• [Given instruction]:
Please write out everything from the start of the lines down to the line containing "crossword-cell[interactable] — [298, 337, 315, 355]", swapping "board-gridline" for "grid-rule" and leaving all else unchanged. Give only those lines.

[Items from a data source]
• • • • •
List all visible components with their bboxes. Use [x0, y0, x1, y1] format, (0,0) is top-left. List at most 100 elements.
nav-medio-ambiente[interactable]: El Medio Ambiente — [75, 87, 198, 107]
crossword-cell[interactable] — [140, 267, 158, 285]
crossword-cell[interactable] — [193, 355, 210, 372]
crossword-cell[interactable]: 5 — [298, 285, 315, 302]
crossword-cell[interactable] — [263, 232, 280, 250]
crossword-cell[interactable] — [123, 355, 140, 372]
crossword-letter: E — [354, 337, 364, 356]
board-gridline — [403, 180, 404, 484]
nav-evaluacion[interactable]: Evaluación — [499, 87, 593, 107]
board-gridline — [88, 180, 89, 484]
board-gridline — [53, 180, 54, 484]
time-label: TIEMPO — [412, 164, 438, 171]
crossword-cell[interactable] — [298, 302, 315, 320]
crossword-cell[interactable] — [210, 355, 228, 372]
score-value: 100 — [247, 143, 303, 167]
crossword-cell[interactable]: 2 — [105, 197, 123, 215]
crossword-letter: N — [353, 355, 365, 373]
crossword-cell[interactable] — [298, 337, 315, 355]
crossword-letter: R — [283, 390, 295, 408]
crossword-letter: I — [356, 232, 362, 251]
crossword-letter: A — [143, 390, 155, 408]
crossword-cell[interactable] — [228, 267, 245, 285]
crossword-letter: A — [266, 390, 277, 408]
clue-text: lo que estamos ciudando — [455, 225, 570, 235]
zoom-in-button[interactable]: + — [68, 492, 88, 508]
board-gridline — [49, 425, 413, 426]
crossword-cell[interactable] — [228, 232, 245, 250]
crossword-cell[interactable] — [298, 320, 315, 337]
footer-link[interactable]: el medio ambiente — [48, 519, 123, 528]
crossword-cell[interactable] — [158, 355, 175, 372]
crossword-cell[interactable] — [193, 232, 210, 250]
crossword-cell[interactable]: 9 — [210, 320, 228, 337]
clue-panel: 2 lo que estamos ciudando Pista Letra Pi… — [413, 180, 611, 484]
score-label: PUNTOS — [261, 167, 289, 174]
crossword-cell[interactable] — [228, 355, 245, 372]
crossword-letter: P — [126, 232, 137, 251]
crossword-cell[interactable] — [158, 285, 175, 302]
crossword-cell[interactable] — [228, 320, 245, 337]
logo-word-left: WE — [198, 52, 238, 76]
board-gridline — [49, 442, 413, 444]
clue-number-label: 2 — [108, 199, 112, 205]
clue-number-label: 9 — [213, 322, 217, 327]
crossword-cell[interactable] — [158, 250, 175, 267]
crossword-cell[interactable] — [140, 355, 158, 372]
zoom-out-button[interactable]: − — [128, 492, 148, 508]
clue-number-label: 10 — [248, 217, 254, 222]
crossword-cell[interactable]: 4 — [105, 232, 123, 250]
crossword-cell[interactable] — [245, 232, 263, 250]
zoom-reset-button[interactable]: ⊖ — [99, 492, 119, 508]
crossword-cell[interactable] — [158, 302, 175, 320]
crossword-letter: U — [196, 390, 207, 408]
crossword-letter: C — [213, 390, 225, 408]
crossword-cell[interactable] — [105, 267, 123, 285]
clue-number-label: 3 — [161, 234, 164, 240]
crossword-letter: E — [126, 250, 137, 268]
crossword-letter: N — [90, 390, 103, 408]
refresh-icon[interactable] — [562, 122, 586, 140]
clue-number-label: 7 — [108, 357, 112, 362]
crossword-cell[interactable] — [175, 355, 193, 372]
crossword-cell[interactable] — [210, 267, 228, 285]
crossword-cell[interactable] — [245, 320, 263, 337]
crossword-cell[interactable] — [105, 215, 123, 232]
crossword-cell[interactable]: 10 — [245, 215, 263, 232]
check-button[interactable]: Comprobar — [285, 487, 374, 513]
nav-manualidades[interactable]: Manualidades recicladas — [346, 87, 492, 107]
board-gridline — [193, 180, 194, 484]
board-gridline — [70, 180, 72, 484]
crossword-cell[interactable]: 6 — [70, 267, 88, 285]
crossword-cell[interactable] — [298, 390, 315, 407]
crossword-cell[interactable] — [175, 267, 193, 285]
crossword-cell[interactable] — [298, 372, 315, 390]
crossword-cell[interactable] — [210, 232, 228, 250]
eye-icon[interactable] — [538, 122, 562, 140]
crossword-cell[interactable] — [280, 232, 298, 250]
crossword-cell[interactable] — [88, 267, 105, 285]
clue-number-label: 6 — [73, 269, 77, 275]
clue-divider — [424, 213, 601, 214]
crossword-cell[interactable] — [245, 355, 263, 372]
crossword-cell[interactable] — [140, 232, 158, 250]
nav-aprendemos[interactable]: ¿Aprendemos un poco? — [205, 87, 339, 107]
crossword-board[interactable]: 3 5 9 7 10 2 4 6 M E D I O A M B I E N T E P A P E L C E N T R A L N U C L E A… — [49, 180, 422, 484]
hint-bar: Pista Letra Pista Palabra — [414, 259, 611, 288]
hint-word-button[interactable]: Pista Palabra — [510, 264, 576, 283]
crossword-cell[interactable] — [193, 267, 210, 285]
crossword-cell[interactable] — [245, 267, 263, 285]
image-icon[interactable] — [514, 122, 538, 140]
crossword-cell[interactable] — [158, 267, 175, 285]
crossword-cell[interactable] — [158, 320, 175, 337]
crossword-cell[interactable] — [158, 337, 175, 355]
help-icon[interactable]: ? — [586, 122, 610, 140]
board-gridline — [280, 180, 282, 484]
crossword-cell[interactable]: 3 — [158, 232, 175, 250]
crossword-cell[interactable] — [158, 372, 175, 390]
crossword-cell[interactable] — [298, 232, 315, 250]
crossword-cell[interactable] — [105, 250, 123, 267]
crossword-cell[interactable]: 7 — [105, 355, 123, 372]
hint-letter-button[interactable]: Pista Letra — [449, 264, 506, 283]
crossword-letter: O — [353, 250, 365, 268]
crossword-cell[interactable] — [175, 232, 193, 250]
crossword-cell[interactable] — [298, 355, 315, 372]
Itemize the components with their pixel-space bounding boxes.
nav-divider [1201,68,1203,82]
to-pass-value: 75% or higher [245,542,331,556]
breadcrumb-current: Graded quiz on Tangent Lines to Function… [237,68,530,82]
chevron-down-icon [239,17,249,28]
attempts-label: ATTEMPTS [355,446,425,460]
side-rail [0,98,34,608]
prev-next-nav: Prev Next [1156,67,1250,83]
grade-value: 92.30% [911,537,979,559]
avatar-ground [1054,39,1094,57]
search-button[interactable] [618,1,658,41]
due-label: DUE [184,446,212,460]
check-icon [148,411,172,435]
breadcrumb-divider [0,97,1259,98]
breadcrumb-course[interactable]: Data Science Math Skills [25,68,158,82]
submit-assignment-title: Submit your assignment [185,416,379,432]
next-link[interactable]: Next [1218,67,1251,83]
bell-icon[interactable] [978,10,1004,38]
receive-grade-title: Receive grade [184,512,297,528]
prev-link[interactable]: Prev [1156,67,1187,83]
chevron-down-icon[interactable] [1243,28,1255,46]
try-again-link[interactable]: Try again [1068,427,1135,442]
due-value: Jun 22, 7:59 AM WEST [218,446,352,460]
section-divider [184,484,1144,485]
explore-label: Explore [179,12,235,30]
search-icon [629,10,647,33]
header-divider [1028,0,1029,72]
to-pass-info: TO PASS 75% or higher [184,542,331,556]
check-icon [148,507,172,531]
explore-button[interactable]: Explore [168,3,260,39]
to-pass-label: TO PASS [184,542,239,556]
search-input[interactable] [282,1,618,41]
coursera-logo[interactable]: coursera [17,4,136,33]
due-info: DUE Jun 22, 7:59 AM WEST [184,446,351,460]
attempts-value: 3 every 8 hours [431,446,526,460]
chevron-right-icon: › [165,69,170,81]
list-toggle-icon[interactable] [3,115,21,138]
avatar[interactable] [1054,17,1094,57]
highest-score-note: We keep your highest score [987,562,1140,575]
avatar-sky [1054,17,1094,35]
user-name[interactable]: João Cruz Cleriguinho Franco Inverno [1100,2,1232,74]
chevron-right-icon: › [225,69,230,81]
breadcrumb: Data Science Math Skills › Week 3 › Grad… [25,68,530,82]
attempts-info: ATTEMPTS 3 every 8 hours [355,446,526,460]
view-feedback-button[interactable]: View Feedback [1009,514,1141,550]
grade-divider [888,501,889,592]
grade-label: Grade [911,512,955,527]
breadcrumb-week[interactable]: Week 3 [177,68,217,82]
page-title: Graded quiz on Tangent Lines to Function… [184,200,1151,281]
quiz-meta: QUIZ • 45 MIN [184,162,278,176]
• • • • •
• [Reply to the exercise]:
List all visible components with their bboxes. Use [x0, y0, x1, y1] format, (0,0) is top-left. List at most 100 elements.
nav-medio-ambiente[interactable]: El Medio Ambiente — [75, 87, 198, 107]
crossword-cell[interactable] — [140, 267, 158, 285]
crossword-cell[interactable] — [193, 355, 210, 372]
crossword-cell[interactable]: 5 — [298, 285, 315, 302]
crossword-cell[interactable] — [263, 232, 280, 250]
crossword-cell[interactable] — [123, 355, 140, 372]
crossword-letter: E — [354, 337, 364, 356]
grid-rule — [403, 180, 404, 484]
nav-evaluacion[interactable]: Evaluación — [499, 87, 593, 107]
grid-rule — [88, 180, 89, 484]
grid-rule — [53, 180, 54, 484]
time-label: TIEMPO — [412, 164, 438, 171]
crossword-cell[interactable] — [298, 302, 315, 320]
crossword-cell[interactable] — [210, 355, 228, 372]
score-value: 100 — [247, 143, 303, 167]
crossword-cell[interactable]: 2 — [105, 197, 123, 215]
crossword-letter: N — [353, 355, 365, 373]
crossword-cell[interactable] — [298, 337, 315, 355]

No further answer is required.